--- Direction ---
Show every line in the records below that contains the word "JSON".
## start
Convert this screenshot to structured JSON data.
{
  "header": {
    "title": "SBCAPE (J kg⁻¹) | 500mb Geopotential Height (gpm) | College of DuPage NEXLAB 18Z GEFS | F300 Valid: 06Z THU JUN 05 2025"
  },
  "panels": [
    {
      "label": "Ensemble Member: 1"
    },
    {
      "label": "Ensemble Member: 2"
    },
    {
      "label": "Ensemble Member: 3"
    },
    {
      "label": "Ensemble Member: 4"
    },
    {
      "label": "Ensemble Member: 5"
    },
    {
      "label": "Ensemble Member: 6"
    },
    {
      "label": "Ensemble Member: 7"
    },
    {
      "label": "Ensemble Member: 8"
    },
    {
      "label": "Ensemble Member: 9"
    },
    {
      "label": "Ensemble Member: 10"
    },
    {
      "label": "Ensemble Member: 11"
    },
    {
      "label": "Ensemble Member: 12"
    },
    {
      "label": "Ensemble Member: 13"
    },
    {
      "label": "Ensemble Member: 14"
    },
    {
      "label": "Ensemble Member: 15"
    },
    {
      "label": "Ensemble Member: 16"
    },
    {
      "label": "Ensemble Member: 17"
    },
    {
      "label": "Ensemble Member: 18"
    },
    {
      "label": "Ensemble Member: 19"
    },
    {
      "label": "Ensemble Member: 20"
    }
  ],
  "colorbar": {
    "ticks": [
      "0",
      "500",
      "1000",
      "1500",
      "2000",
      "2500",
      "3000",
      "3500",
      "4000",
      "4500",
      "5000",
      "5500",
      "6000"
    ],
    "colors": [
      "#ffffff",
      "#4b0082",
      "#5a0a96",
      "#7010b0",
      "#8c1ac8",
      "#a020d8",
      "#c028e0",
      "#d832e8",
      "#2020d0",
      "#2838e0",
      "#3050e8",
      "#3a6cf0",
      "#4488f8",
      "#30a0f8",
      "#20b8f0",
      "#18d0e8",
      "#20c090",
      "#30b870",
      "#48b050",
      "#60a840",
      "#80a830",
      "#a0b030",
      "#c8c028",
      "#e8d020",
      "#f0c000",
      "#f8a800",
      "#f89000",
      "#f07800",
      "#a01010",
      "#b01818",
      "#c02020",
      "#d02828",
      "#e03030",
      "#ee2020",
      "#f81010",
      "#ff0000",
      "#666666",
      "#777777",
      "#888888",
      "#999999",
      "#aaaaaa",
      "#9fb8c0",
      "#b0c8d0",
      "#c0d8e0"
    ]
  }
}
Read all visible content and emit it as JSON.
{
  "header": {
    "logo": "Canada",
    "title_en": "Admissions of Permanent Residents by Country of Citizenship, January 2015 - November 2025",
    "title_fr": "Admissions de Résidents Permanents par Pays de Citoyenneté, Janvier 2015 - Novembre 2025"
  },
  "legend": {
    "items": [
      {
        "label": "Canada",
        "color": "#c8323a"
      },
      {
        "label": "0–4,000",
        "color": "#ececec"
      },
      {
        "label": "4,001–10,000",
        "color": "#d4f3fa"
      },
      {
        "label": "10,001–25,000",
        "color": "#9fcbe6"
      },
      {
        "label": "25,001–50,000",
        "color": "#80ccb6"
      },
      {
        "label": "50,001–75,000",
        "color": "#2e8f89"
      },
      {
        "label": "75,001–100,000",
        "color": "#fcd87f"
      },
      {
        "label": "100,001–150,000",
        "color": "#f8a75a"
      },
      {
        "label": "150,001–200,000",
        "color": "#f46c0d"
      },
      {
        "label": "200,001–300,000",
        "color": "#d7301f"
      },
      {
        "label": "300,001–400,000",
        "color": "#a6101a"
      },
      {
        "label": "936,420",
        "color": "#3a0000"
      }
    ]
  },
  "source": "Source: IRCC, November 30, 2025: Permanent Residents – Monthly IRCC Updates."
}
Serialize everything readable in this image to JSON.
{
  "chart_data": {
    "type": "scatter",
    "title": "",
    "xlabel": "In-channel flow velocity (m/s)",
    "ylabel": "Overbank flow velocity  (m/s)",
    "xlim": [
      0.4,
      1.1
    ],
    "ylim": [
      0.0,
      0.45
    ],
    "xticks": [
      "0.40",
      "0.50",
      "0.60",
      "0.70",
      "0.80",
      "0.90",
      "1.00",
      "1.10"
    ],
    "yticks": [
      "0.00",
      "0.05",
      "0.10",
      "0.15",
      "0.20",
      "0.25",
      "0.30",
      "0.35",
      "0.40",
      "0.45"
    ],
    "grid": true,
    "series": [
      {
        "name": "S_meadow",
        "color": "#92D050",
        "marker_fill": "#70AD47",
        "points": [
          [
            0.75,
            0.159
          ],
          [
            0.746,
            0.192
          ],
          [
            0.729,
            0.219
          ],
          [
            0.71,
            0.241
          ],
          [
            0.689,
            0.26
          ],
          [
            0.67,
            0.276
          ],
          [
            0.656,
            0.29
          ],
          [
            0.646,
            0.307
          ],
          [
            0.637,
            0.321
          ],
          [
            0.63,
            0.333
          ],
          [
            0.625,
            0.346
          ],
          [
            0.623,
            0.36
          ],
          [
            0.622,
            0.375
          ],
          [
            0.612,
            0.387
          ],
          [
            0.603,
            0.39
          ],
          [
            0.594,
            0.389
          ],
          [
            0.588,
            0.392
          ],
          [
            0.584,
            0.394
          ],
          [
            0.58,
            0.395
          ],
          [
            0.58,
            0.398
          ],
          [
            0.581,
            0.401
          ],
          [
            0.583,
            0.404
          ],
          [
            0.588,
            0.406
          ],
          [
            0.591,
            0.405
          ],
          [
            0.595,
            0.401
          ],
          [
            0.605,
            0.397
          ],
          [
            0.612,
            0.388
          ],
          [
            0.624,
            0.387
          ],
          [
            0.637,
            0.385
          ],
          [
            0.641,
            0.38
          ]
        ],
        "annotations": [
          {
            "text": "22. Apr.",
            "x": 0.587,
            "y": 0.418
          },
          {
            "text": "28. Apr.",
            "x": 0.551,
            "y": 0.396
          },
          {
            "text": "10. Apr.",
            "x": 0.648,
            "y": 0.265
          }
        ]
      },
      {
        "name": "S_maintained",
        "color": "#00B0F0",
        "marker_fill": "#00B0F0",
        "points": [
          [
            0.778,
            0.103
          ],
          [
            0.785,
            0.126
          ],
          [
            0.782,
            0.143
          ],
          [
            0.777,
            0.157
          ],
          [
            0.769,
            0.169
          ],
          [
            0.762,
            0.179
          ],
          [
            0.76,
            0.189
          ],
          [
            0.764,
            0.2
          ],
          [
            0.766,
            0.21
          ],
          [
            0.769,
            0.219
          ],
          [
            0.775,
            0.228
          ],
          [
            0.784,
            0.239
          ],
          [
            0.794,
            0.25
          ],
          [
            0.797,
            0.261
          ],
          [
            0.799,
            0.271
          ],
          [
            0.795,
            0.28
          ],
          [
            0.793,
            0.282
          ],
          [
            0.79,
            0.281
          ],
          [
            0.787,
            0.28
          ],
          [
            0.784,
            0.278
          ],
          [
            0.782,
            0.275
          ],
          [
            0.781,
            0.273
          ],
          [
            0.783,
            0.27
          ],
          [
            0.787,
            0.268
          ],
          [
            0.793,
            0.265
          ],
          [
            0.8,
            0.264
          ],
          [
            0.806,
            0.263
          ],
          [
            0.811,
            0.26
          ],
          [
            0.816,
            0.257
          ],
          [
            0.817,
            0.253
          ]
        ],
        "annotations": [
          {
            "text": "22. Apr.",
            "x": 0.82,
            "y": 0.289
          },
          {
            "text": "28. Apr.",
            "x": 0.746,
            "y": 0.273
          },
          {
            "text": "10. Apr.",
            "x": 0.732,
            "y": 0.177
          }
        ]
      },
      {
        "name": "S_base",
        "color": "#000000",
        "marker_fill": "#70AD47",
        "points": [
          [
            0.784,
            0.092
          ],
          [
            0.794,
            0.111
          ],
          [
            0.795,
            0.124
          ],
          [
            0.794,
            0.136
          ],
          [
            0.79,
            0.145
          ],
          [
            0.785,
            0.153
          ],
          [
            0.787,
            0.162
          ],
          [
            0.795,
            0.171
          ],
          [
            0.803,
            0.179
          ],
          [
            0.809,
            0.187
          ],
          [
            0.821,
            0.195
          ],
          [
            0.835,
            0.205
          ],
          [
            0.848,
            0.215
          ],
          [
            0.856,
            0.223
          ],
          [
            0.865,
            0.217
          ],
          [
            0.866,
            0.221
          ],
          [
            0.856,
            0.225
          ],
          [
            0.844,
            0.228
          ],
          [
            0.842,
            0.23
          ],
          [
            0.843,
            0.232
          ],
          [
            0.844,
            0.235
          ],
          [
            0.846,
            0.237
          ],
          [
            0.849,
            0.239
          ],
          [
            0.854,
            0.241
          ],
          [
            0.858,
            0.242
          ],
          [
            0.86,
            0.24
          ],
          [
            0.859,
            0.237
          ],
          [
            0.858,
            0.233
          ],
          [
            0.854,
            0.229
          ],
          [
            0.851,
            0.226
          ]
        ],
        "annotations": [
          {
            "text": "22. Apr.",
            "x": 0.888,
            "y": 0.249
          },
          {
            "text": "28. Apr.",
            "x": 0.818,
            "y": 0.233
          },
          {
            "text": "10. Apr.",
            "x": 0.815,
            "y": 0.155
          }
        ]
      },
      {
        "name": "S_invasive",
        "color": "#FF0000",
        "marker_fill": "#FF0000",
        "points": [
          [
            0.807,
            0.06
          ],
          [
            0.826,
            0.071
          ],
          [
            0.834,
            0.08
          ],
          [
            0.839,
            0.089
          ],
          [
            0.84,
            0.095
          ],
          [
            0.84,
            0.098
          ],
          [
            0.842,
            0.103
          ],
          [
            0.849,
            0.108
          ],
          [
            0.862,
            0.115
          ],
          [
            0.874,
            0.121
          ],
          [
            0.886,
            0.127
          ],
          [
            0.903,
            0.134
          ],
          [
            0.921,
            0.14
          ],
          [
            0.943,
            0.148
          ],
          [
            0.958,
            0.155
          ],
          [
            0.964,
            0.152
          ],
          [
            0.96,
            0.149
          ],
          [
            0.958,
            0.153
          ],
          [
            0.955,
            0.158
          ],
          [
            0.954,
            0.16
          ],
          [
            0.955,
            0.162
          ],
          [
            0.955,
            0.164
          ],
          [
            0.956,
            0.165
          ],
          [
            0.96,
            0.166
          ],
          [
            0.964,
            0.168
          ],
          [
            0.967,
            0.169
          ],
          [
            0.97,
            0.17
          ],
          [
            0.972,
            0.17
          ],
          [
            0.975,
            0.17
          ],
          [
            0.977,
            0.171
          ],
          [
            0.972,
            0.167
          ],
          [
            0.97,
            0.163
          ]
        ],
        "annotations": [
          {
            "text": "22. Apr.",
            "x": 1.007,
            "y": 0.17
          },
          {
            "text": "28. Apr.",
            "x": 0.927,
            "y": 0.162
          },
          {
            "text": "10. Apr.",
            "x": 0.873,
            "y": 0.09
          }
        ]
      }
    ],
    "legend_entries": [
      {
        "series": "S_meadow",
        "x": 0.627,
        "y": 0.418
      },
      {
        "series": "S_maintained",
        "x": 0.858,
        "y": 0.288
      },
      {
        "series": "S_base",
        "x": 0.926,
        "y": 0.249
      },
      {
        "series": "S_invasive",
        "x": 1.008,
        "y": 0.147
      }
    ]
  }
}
## end
--- Solved exercise ---
Convert this screenshot to structured JSON data.
Read all visible content and emit it as JSON.
Serialize everything readable in this image to JSON.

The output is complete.